Records from a data source:
■ ■ ■ ■ ■
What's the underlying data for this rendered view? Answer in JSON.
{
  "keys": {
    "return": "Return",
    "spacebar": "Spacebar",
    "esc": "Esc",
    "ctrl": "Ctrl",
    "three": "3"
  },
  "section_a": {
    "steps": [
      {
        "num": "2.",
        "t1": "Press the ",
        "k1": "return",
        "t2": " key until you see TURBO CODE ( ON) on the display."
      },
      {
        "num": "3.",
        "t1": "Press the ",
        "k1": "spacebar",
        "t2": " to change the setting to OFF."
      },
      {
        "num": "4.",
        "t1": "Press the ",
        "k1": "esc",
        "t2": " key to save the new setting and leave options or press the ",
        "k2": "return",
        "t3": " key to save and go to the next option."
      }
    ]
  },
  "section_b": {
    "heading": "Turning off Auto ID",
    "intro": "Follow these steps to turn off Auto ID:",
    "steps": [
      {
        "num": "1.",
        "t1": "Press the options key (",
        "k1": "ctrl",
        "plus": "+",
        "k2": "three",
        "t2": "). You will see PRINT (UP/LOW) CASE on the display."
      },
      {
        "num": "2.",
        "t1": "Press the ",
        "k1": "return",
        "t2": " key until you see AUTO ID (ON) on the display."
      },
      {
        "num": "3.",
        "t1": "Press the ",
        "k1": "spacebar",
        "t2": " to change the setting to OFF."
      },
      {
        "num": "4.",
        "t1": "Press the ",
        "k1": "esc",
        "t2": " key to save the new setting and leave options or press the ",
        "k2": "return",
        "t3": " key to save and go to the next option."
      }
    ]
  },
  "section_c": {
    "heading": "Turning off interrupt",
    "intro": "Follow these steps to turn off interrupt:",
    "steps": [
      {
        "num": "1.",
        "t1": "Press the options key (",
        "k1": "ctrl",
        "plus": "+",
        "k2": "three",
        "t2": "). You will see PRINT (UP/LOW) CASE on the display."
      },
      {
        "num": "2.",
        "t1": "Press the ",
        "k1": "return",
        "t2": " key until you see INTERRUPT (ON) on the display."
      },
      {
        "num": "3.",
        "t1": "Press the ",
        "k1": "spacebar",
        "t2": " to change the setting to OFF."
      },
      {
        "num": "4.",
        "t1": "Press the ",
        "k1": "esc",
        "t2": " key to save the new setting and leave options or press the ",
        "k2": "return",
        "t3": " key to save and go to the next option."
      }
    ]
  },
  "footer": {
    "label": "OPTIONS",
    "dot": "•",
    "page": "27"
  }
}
■ ■ ■ ■ ■
## [Written task]
All lines above containing the string "Follow" are to be collected.

## [Result for this task]
    "intro": "Follow these steps to turn off Auto ID:",
    "intro": "Follow these steps to turn off interrupt:",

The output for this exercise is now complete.